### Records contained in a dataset
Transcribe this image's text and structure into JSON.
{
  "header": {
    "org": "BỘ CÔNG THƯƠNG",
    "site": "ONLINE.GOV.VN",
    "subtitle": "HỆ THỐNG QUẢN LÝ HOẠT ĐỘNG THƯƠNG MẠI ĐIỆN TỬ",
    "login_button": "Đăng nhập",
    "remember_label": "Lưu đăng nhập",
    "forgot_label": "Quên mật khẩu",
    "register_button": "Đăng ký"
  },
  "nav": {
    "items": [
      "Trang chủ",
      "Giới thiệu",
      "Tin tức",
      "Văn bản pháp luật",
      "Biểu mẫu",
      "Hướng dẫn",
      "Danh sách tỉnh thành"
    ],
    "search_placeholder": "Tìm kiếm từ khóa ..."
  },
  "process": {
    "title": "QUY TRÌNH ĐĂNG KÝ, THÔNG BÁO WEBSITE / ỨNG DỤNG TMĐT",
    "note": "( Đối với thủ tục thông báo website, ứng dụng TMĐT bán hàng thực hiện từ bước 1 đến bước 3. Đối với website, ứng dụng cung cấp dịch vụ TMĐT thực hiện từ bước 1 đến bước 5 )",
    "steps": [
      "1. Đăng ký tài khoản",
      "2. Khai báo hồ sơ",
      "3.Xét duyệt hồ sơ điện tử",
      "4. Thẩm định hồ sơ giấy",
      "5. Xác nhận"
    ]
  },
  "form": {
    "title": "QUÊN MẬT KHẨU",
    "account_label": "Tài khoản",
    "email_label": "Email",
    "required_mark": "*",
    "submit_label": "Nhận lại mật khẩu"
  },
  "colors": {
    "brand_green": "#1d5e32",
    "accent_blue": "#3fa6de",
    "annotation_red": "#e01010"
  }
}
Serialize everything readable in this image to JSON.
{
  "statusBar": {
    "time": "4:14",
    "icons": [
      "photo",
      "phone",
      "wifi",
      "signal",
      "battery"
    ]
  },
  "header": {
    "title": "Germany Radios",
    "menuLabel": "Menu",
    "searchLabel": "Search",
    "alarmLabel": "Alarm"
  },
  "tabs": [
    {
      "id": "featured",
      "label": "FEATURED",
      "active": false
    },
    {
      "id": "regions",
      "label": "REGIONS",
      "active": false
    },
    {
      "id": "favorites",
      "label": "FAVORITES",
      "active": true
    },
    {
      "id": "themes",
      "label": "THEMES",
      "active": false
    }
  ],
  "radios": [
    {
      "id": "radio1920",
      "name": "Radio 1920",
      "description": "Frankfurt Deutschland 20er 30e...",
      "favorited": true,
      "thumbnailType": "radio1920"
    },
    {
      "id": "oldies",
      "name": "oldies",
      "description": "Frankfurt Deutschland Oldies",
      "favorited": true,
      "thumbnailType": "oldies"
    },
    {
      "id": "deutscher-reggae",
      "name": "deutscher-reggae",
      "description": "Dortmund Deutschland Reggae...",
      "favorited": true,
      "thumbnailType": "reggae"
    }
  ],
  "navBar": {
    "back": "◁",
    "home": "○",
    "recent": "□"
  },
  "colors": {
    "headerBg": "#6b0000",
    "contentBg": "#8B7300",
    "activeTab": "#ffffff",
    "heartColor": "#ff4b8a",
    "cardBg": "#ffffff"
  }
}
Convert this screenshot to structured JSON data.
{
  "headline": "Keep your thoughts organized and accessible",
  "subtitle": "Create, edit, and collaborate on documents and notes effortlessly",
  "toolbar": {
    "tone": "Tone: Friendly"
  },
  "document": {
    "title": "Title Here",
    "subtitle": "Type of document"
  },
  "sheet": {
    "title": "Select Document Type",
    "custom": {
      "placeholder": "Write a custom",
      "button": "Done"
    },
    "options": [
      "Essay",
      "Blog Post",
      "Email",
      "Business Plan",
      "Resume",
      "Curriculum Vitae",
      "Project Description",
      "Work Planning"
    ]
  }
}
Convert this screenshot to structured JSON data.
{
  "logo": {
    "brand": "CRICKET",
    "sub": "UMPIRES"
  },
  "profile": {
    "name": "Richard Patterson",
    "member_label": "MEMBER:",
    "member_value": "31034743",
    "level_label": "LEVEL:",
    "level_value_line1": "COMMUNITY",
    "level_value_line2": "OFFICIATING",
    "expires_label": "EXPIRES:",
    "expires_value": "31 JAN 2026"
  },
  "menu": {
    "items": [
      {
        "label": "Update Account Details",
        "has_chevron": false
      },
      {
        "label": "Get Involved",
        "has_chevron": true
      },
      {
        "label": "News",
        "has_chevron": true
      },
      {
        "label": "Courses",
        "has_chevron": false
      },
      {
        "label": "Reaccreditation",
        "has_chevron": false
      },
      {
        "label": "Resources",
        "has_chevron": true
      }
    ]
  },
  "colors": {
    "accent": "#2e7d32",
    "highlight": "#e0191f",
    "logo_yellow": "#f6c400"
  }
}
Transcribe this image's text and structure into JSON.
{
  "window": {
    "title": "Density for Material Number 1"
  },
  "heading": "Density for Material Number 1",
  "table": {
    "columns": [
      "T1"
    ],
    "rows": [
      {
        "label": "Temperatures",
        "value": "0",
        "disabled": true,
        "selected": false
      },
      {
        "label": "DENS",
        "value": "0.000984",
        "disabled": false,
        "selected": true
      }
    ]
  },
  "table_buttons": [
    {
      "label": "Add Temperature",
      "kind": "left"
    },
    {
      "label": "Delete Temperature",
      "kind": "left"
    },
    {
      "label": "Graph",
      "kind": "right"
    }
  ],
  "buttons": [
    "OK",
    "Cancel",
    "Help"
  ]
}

### GOAL
Reproduce the full listing above, character for character.

### TASK SOLUTION
Transcribe this image's text and structure into JSON.
{
  "header": {
    "org": "BỘ CÔNG THƯƠNG",
    "site": "ONLINE.GOV.VN",
    "subtitle": "HỆ THỐNG QUẢN LÝ HOẠT ĐỘNG THƯƠNG MẠI ĐIỆN TỬ",
    "login_button": "Đăng nhập",
    "remember_label": "Lưu đăng nhập",
    "forgot_label": "Quên mật khẩu",
    "register_button": "Đăng ký"
  },
  "nav": {
    "items": [
      "Trang chủ",
      "Giới thiệu",
      "Tin tức",
      "Văn bản pháp luật",
      "Biểu mẫu",
      "Hướng dẫn",
      "Danh sách tỉnh thành"
    ],
    "search_placeholder": "Tìm kiếm từ khóa ..."
  },
  "process": {
    "title": "QUY TRÌNH ĐĂNG KÝ, THÔNG BÁO WEBSITE / ỨNG DỤNG TMĐT",
    "note": "( Đối với thủ tục thông báo website, ứng dụng TMĐT bán hàng thực hiện từ bước 1 đến bước 3. Đối với website, ứng dụng cung cấp dịch vụ TMĐT thực hiện từ bước 1 đến bước 5 )",
    "steps": [
      "1. Đăng ký tài khoản",
      "2. Khai báo hồ sơ",
      "3.Xét duyệt hồ sơ điện tử",
      "4. Thẩm định hồ sơ giấy",
      "5. Xác nhận"
    ]
  },
  "form": {
    "title": "QUÊN MẬT KHẨU",
    "account_label": "Tài khoản",
    "email_label": "Email",
    "required_mark": "*",
    "submit_label": "Nhận lại mật khẩu"
  },
  "colors": {
    "brand_green": "#1d5e32",
    "accent_blue": "#3fa6de",
    "annotation_red": "#e01010"
  }
}
Serialize everything readable in this image to JSON.
{
  "statusBar": {
    "time": "4:14",
    "icons": [
      "photo",
      "phone",
      "wifi",
      "signal",
      "battery"
    ]
  },
  "header": {
    "title": "Germany Radios",
    "menuLabel": "Menu",
    "searchLabel": "Search",
    "alarmLabel": "Alarm"
  },
  "tabs": [
    {
      "id": "featured",
      "label": "FEATURED",
      "active": false
    },
    {
      "id": "regions",
      "label": "REGIONS",
      "active": false
    },
    {
      "id": "favorites",
      "label": "FAVORITES",
      "active": true
    },
    {
      "id": "themes",
      "label": "THEMES",
      "active": false
    }
  ],
  "radios": [
    {
      "id": "radio1920",
      "name": "Radio 1920",
      "description": "Frankfurt Deutschland 20er 30e...",
      "favorited": true,
      "thumbnailType": "radio1920"
    },
    {
      "id": "oldies",
      "name": "oldies",
      "description": "Frankfurt Deutschland Oldies",
      "favorited": true,
      "thumbnailType": "oldies"
    },
    {
      "id": "deutscher-reggae",
      "name": "deutscher-reggae",
      "description": "Dortmund Deutschland Reggae...",
      "favorited": true,
      "thumbnailType": "reggae"
    }
  ],
  "navBar": {
    "back": "◁",
    "home": "○",
    "recent": "□"
  },
  "colors": {
    "headerBg": "#6b0000",
    "contentBg": "#8B7300",
    "activeTab": "#ffffff",
    "heartColor": "#ff4b8a",
    "cardBg": "#ffffff"
  }
}
Convert this screenshot to structured JSON data.
{
  "headline": "Keep your thoughts organized and accessible",
  "subtitle": "Create, edit, and collaborate on documents and notes effortlessly",
  "toolbar": {
    "tone": "Tone: Friendly"
  },
  "document": {
    "title": "Title Here",
    "subtitle": "Type of document"
  },
  "sheet": {
    "title": "Select Document Type",
    "custom": {
      "placeholder": "Write a custom",
      "button": "Done"
    },
    "options": [
      "Essay",
      "Blog Post",
      "Email",
      "Business Plan",
      "Resume",
      "Curriculum Vitae",
      "Project Description",
      "Work Planning"
    ]
  }
}
Convert this screenshot to structured JSON data.
{
  "logo": {
    "brand": "CRICKET",
    "sub": "UMPIRES"
  },
  "profile": {
    "name": "Richard Patterson",
    "member_label": "MEMBER:",
    "member_value": "31034743",
    "level_label": "LEVEL:",
    "level_value_line1": "COMMUNITY",
    "level_value_line2": "OFFICIATING",
    "expires_label": "EXPIRES:",
    "expires_value": "31 JAN 2026"
  },
  "menu": {
    "items": [
      {
        "label": "Update Account Details",
        "has_chevron": false
      },
      {
        "label": "Get Involved",
        "has_chevron": true
      },
      {
        "label": "News",
        "has_chevron": true
      },
      {
        "label": "Courses",
        "has_chevron": false
      },
      {
        "label": "Reaccreditation",
        "has_chevron": false
      },
      {
        "label": "Resources",
        "has_chevron": true
      }
    ]
  },
  "colors": {
    "accent": "#2e7d32",
    "highlight": "#e0191f",
    "logo_yellow": "#f6c400"
  }
}
Transcribe this image's text and structure into JSON.
{
  "window": {
    "title": "Density for Material Number 1"
  },
  "heading": "Density for Material Number 1",
  "table": {
    "columns": [
      "T1"
    ],
    "rows": [
      {
        "label": "Temperatures",
        "value": "0",
        "disabled": true,
        "selected": false
      },
      {
        "label": "DENS",
        "value": "0.000984",
        "disabled": false,
        "selected": true
      }
    ]
  },
  "table_buttons": [
    {
      "label": "Add Temperature",
      "kind": "left"
    },
    {
      "label": "Delete Temperature",
      "kind": "left"
    },
    {
      "label": "Graph",
      "kind": "right"
    }
  ],
  "buttons": [
    "OK",
    "Cancel",
    "Help"
  ]
}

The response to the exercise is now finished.